Problem to work on: Search the data for the string "true" and extract every line where it appears.

Input records:

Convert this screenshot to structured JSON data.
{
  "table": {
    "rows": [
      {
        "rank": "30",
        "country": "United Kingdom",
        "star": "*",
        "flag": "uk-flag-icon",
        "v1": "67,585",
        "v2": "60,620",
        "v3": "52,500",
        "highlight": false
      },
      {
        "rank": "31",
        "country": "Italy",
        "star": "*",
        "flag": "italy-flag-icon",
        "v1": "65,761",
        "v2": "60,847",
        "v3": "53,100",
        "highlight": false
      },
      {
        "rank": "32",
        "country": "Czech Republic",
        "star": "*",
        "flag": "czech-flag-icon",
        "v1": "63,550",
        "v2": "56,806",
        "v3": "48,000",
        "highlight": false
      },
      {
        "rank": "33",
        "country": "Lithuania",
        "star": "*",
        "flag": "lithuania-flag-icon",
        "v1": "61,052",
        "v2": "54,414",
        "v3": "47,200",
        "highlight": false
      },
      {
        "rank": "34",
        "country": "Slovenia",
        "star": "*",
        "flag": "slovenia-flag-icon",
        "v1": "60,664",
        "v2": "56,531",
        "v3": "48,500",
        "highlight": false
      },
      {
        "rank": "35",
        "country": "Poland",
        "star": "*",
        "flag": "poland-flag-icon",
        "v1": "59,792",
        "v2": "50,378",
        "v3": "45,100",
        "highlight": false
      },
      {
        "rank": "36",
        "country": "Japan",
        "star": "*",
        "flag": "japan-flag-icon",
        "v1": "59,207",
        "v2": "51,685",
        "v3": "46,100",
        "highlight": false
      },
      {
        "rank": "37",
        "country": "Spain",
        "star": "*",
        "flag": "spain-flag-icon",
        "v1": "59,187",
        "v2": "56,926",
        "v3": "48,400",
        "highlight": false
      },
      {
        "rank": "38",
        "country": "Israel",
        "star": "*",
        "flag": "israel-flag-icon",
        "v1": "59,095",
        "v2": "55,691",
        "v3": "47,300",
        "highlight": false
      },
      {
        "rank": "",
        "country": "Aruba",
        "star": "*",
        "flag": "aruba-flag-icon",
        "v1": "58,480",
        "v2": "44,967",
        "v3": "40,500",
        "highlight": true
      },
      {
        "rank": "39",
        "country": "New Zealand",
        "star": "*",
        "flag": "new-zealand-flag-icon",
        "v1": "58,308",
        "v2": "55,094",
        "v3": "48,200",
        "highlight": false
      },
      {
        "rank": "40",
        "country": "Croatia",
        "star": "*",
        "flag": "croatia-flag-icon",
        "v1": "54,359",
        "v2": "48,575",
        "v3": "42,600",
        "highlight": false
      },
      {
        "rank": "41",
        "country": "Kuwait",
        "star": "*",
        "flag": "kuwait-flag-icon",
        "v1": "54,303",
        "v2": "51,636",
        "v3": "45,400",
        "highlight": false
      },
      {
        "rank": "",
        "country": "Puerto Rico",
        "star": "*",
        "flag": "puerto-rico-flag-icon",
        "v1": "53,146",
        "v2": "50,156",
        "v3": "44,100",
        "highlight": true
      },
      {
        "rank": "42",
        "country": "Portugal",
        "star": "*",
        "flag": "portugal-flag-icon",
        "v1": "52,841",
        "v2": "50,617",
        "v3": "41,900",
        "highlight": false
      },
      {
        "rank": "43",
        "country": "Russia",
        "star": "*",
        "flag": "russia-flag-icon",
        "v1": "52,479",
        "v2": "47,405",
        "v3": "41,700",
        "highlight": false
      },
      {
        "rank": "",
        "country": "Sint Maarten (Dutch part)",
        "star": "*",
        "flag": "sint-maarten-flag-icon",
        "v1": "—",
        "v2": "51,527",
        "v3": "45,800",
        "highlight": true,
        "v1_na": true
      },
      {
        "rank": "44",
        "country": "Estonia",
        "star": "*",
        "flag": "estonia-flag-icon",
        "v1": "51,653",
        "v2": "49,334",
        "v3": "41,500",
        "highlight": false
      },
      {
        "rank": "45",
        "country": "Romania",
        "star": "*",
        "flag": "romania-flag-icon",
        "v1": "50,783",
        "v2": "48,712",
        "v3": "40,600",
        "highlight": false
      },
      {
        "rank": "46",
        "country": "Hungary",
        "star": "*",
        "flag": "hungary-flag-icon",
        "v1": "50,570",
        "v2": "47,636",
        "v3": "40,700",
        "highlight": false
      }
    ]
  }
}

Exercise response:
        "highlight": true
        "highlight": true
        "highlight": true,
        "v1_na": true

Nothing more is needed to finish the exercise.